** Task instructions **
Copy out the whole listing exactly as written, leaving the pictures behind.

** Extracted entries **
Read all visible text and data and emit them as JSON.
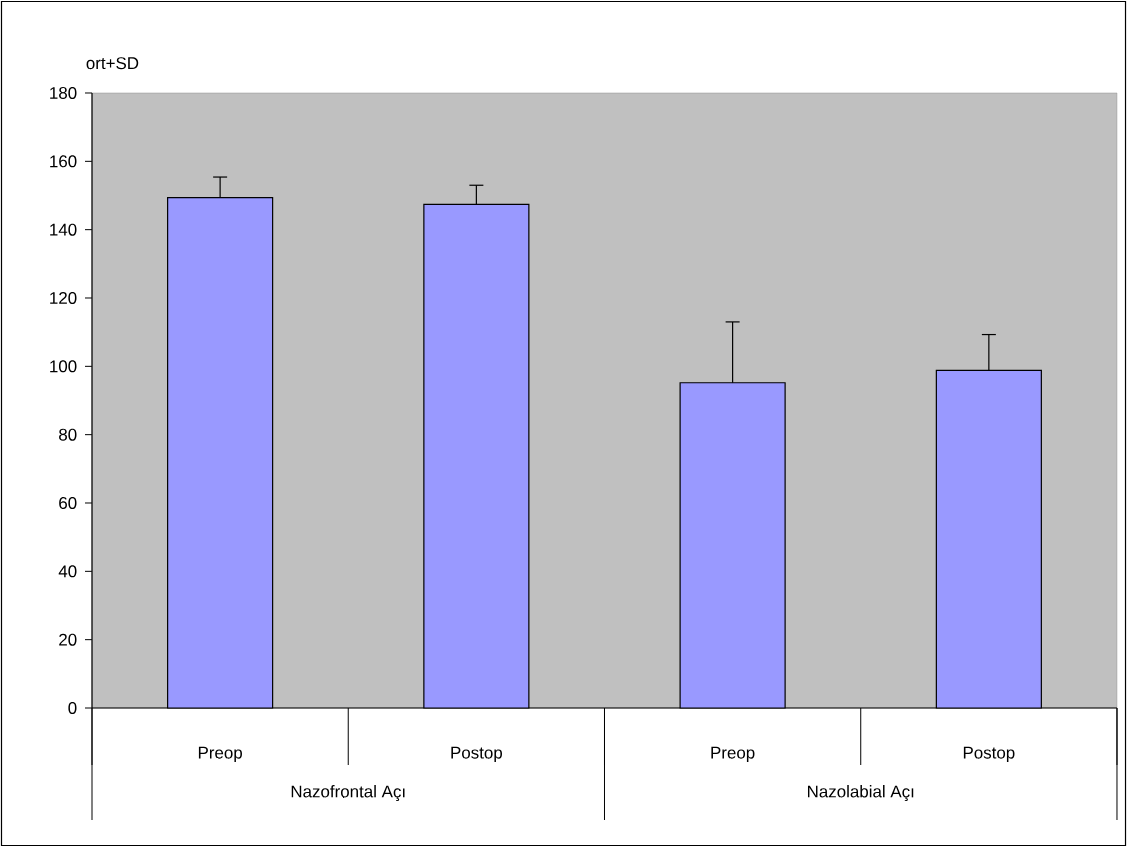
{
  "chart_data": {
    "type": "bar",
    "ylabel": "ort+SD",
    "categories": [
      "Preop",
      "Postop",
      "Preop",
      "Postop"
    ],
    "values": [
      149.4,
      147.4,
      95.2,
      98.8
    ],
    "errors": [
      [
        149.4,
        155.4
      ],
      [
        147.4,
        153.0
      ],
      [
        95.2,
        113.0
      ],
      [
        98.8,
        109.3
      ]
    ],
    "color": "#9999ff",
    "ylim": [
      0,
      180
    ],
    "yticks": [
      0,
      20,
      40,
      60,
      80,
      100,
      120,
      140,
      160,
      180
    ],
    "annotations": [
      "Nazofrontal Açı",
      "Nazolabial Açı"
    ]
  }
}
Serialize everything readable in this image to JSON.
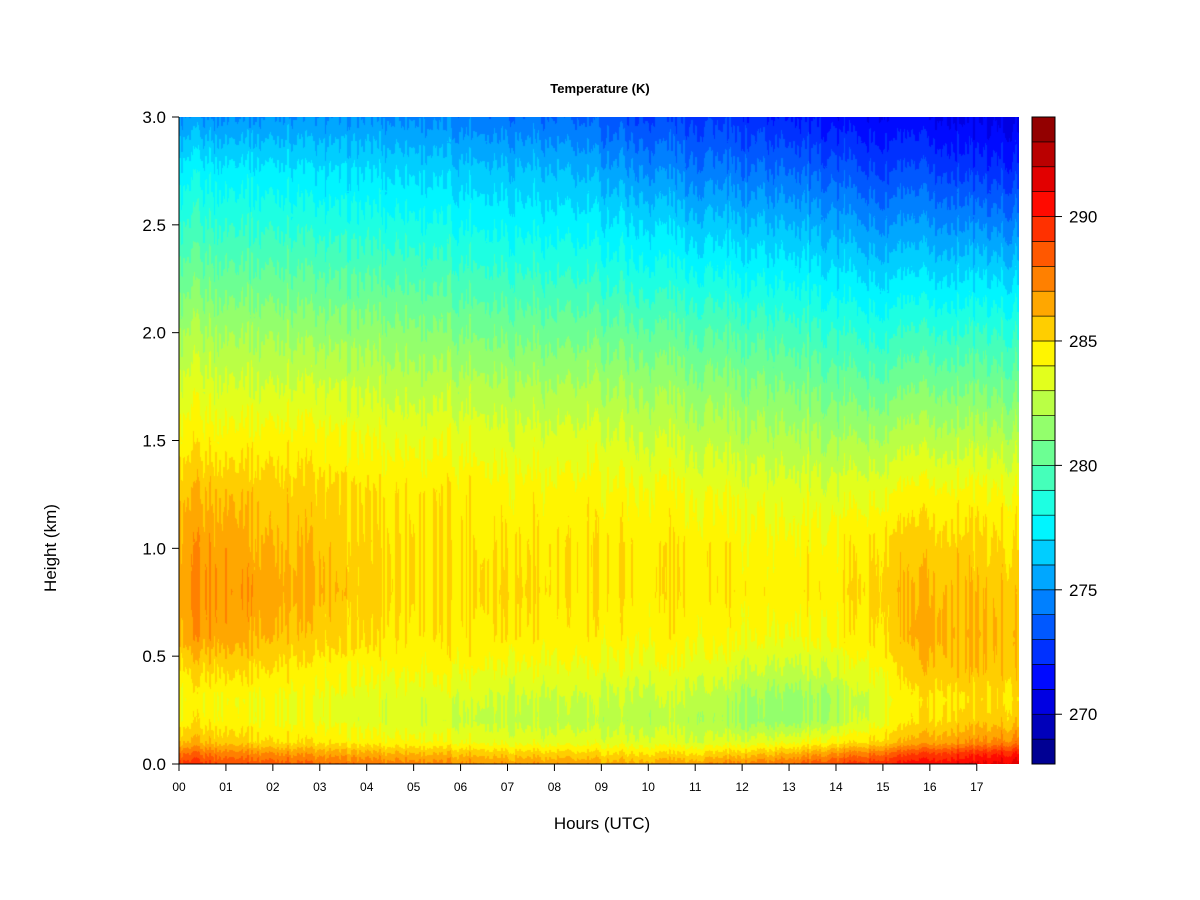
{
  "chart_data": {
    "type": "heatmap",
    "title": "Temperature (K)",
    "xlabel": "Hours (UTC)",
    "ylabel": "Height (km)",
    "x_ticks": [
      "00",
      "01",
      "02",
      "03",
      "04",
      "05",
      "06",
      "07",
      "08",
      "09",
      "10",
      "11",
      "12",
      "13",
      "14",
      "15",
      "16",
      "17"
    ],
    "x_range_hours": [
      0,
      17.9
    ],
    "y_ticks": [
      "0.0",
      "0.5",
      "1.0",
      "1.5",
      "2.0",
      "2.5",
      "3.0"
    ],
    "y_range_km": [
      0,
      3.0
    ],
    "colorbar": {
      "range": [
        268,
        294
      ],
      "step": 1,
      "ticks": [
        "270",
        "275",
        "280",
        "285",
        "290"
      ],
      "tick_values": [
        270,
        275,
        280,
        285,
        290
      ],
      "palette": "jet"
    },
    "heights_km": [
      0.0,
      0.05,
      0.1,
      0.2,
      0.3,
      0.45,
      0.6,
      0.8,
      1.0,
      1.25,
      1.5,
      1.75,
      2.0,
      2.25,
      2.5,
      2.75,
      3.0
    ],
    "hours": [
      0,
      1,
      2,
      3,
      4,
      5,
      6,
      7,
      8,
      9,
      10,
      11,
      12,
      13,
      14,
      15,
      16,
      17,
      17.9
    ],
    "temperature_k": [
      [
        289.5,
        288.0,
        286.0,
        284.5,
        284.0,
        285.0,
        286.5,
        286.8,
        286.5,
        285.8,
        284.5,
        283.3,
        282.0,
        280.5,
        279.0,
        277.5,
        275.0
      ],
      [
        289.0,
        287.5,
        285.8,
        284.5,
        284.3,
        285.5,
        286.8,
        287.0,
        286.8,
        286.0,
        284.5,
        283.3,
        282.0,
        280.5,
        279.0,
        277.5,
        275.0
      ],
      [
        288.5,
        287.0,
        285.0,
        284.0,
        284.0,
        285.0,
        286.0,
        286.5,
        286.0,
        285.5,
        284.5,
        283.0,
        281.8,
        280.3,
        278.8,
        277.3,
        275.0
      ],
      [
        288.0,
        286.5,
        284.8,
        283.8,
        283.8,
        284.5,
        285.5,
        286.0,
        285.8,
        285.3,
        284.3,
        283.0,
        281.5,
        280.0,
        278.5,
        277.0,
        275.0
      ],
      [
        287.8,
        286.3,
        284.5,
        283.5,
        283.5,
        284.3,
        285.2,
        285.5,
        285.3,
        285.0,
        284.0,
        282.8,
        281.5,
        280.0,
        278.5,
        277.0,
        275.0
      ],
      [
        287.5,
        286.0,
        284.3,
        283.3,
        283.5,
        284.3,
        284.8,
        285.0,
        285.0,
        284.8,
        283.8,
        282.5,
        281.3,
        279.8,
        278.3,
        276.8,
        274.8
      ],
      [
        287.2,
        285.8,
        284.0,
        283.0,
        283.3,
        284.3,
        284.8,
        285.0,
        285.0,
        284.8,
        283.8,
        282.5,
        281.0,
        279.5,
        278.0,
        276.5,
        274.5
      ],
      [
        287.0,
        285.5,
        283.8,
        282.8,
        283.0,
        284.0,
        285.0,
        285.3,
        285.0,
        284.5,
        283.5,
        282.3,
        280.8,
        279.3,
        277.8,
        276.3,
        274.3
      ],
      [
        286.8,
        285.3,
        283.5,
        282.5,
        282.8,
        283.8,
        284.5,
        284.8,
        284.8,
        284.3,
        283.3,
        282.0,
        280.5,
        279.0,
        277.5,
        276.0,
        274.0
      ],
      [
        286.5,
        285.0,
        283.5,
        282.5,
        282.8,
        283.8,
        284.5,
        284.8,
        284.8,
        284.3,
        283.3,
        282.0,
        280.5,
        278.8,
        277.3,
        275.5,
        273.5
      ],
      [
        286.5,
        285.0,
        283.5,
        282.5,
        282.8,
        283.8,
        284.5,
        284.8,
        284.8,
        284.3,
        283.0,
        281.8,
        280.3,
        278.5,
        277.0,
        275.0,
        273.0
      ],
      [
        286.8,
        285.0,
        283.3,
        282.5,
        282.8,
        283.8,
        284.5,
        284.8,
        284.8,
        284.0,
        282.8,
        281.5,
        280.0,
        278.3,
        276.5,
        274.5,
        272.8
      ],
      [
        287.5,
        285.5,
        283.5,
        281.8,
        282.0,
        283.3,
        284.3,
        284.8,
        284.5,
        283.8,
        282.5,
        281.3,
        279.8,
        278.0,
        276.3,
        274.3,
        272.5
      ],
      [
        288.0,
        286.0,
        283.8,
        281.5,
        281.5,
        282.8,
        284.0,
        284.5,
        284.3,
        283.5,
        282.3,
        281.0,
        279.5,
        277.8,
        276.0,
        274.0,
        272.0
      ],
      [
        289.0,
        287.0,
        284.5,
        282.3,
        282.0,
        283.3,
        284.3,
        284.8,
        284.5,
        283.5,
        282.0,
        280.5,
        279.0,
        277.3,
        275.5,
        273.5,
        271.5
      ],
      [
        290.0,
        288.0,
        285.5,
        284.0,
        283.8,
        284.5,
        285.3,
        285.5,
        285.3,
        284.0,
        282.3,
        280.5,
        278.8,
        277.0,
        275.0,
        273.0,
        271.3
      ],
      [
        290.5,
        289.0,
        286.5,
        285.0,
        284.8,
        285.8,
        286.3,
        286.0,
        285.5,
        284.3,
        282.5,
        280.8,
        279.0,
        277.0,
        275.0,
        273.0,
        271.0
      ],
      [
        291.0,
        289.5,
        287.0,
        285.5,
        285.0,
        285.8,
        286.0,
        285.8,
        285.3,
        284.3,
        282.5,
        280.8,
        279.0,
        277.0,
        274.8,
        272.5,
        270.8
      ],
      [
        291.5,
        290.0,
        287.5,
        285.5,
        285.0,
        285.5,
        285.8,
        285.5,
        285.0,
        284.0,
        282.3,
        280.5,
        278.8,
        276.8,
        274.5,
        272.3,
        270.5
      ]
    ]
  }
}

** Reply to the task **
Read all visible text and data and emit them as JSON.
{
  "chart_data": {
    "type": "bar",
    "ylabel": "ort+SD",
    "categories": [
      "Preop",
      "Postop",
      "Preop",
      "Postop"
    ],
    "values": [
      149.4,
      147.4,
      95.2,
      98.8
    ],
    "errors": [
      [
        149.4,
        155.4
      ],
      [
        147.4,
        153.0
      ],
      [
        95.2,
        113.0
      ],
      [
        98.8,
        109.3
      ]
    ],
    "color": "#9999ff",
    "ylim": [
      0,
      180
    ],
    "yticks": [
      0,
      20,
      40,
      60,
      80,
      100,
      120,
      140,
      160,
      180
    ],
    "annotations": [
      "Nazofrontal Açı",
      "Nazolabial Açı"
    ]
  }
}
Serialize everything readable in this image to JSON.
{
  "chart_data": {
    "type": "heatmap",
    "title": "Temperature (K)",
    "xlabel": "Hours (UTC)",
    "ylabel": "Height (km)",
    "x_ticks": [
      "00",
      "01",
      "02",
      "03",
      "04",
      "05",
      "06",
      "07",
      "08",
      "09",
      "10",
      "11",
      "12",
      "13",
      "14",
      "15",
      "16",
      "17"
    ],
    "x_range_hours": [
      0,
      17.9
    ],
    "y_ticks": [
      "0.0",
      "0.5",
      "1.0",
      "1.5",
      "2.0",
      "2.5",
      "3.0"
    ],
    "y_range_km": [
      0,
      3.0
    ],
    "colorbar": {
      "range": [
        268,
        294
      ],
      "step": 1,
      "ticks": [
        "270",
        "275",
        "280",
        "285",
        "290"
      ],
      "tick_values": [
        270,
        275,
        280,
        285,
        290
      ],
      "palette": "jet"
    },
    "heights_km": [
      0.0,
      0.05,
      0.1,
      0.2,
      0.3,
      0.45,
      0.6,
      0.8,
      1.0,
      1.25,
      1.5,
      1.75,
      2.0,
      2.25,
      2.5,
      2.75,
      3.0
    ],
    "hours": [
      0,
      1,
      2,
      3,
      4,
      5,
      6,
      7,
      8,
      9,
      10,
      11,
      12,
      13,
      14,
      15,
      16,
      17,
      17.9
    ],
    "temperature_k": [
      [
        289.5,
        288.0,
        286.0,
        284.5,
        284.0,
        285.0,
        286.5,
        286.8,
        286.5,
        285.8,
        284.5,
        283.3,
        282.0,
        280.5,
        279.0,
        277.5,
        275.0
      ],
      [
        289.0,
        287.5,
        285.8,
        284.5,
        284.3,
        285.5,
        286.8,
        287.0,
        286.8,
        286.0,
        284.5,
        283.3,
        282.0,
        280.5,
        279.0,
        277.5,
        275.0
      ],
      [
        288.5,
        287.0,
        285.0,
        284.0,
        284.0,
        285.0,
        286.0,
        286.5,
        286.0,
        285.5,
        284.5,
        283.0,
        281.8,
        280.3,
        278.8,
        277.3,
        275.0
      ],
      [
        288.0,
        286.5,
        284.8,
        283.8,
        283.8,
        284.5,
        285.5,
        286.0,
        285.8,
        285.3,
        284.3,
        283.0,
        281.5,
        280.0,
        278.5,
        277.0,
        275.0
      ],
      [
        287.8,
        286.3,
        284.5,
        283.5,
        283.5,
        284.3,
        285.2,
        285.5,
        285.3,
        285.0,
        284.0,
        282.8,
        281.5,
        280.0,
        278.5,
        277.0,
        275.0
      ],
      [
        287.5,
        286.0,
        284.3,
        283.3,
        283.5,
        284.3,
        284.8,
        285.0,
        285.0,
        284.8,
        283.8,
        282.5,
        281.3,
        279.8,
        278.3,
        276.8,
        274.8
      ],
      [
        287.2,
        285.8,
        284.0,
        283.0,
        283.3,
        284.3,
        284.8,
        285.0,
        285.0,
        284.8,
        283.8,
        282.5,
        281.0,
        279.5,
        278.0,
        276.5,
        274.5
      ],
      [
        287.0,
        285.5,
        283.8,
        282.8,
        283.0,
        284.0,
        285.0,
        285.3,
        285.0,
        284.5,
        283.5,
        282.3,
        280.8,
        279.3,
        277.8,
        276.3,
        274.3
      ],
      [
        286.8,
        285.3,
        283.5,
        282.5,
        282.8,
        283.8,
        284.5,
        284.8,
        284.8,
        284.3,
        283.3,
        282.0,
        280.5,
        279.0,
        277.5,
        276.0,
        274.0
      ],
      [
        286.5,
        285.0,
        283.5,
        282.5,
        282.8,
        283.8,
        284.5,
        284.8,
        284.8,
        284.3,
        283.3,
        282.0,
        280.5,
        278.8,
        277.3,
        275.5,
        273.5
      ],
      [
        286.5,
        285.0,
        283.5,
        282.5,
        282.8,
        283.8,
        284.5,
        284.8,
        284.8,
        284.3,
        283.0,
        281.8,
        280.3,
        278.5,
        277.0,
        275.0,
        273.0
      ],
      [
        286.8,
        285.0,
        283.3,
        282.5,
        282.8,
        283.8,
        284.5,
        284.8,
        284.8,
        284.0,
        282.8,
        281.5,
        280.0,
        278.3,
        276.5,
        274.5,
        272.8
      ],
      [
        287.5,
        285.5,
        283.5,
        281.8,
        282.0,
        283.3,
        284.3,
        284.8,
        284.5,
        283.8,
        282.5,
        281.3,
        279.8,
        278.0,
        276.3,
        274.3,
        272.5
      ],
      [
        288.0,
        286.0,
        283.8,
        281.5,
        281.5,
        282.8,
        284.0,
        284.5,
        284.3,
        283.5,
        282.3,
        281.0,
        279.5,
        277.8,
        276.0,
        274.0,
        272.0
      ],
      [
        289.0,
        287.0,
        284.5,
        282.3,
        282.0,
        283.3,
        284.3,
        284.8,
        284.5,
        283.5,
        282.0,
        280.5,
        279.0,
        277.3,
        275.5,
        273.5,
        271.5
      ],
      [
        290.0,
        288.0,
        285.5,
        284.0,
        283.8,
        284.5,
        285.3,
        285.5,
        285.3,
        284.0,
        282.3,
        280.5,
        278.8,
        277.0,
        275.0,
        273.0,
        271.3
      ],
      [
        290.5,
        289.0,
        286.5,
        285.0,
        284.8,
        285.8,
        286.3,
        286.0,
        285.5,
        284.3,
        282.5,
        280.8,
        279.0,
        277.0,
        275.0,
        273.0,
        271.0
      ],
      [
        291.0,
        289.5,
        287.0,
        285.5,
        285.0,
        285.8,
        286.0,
        285.8,
        285.3,
        284.3,
        282.5,
        280.8,
        279.0,
        277.0,
        274.8,
        272.5,
        270.8
      ],
      [
        291.5,
        290.0,
        287.5,
        285.5,
        285.0,
        285.5,
        285.8,
        285.5,
        285.0,
        284.0,
        282.3,
        280.5,
        278.8,
        276.8,
        274.5,
        272.3,
        270.5
      ]
    ]
  }
}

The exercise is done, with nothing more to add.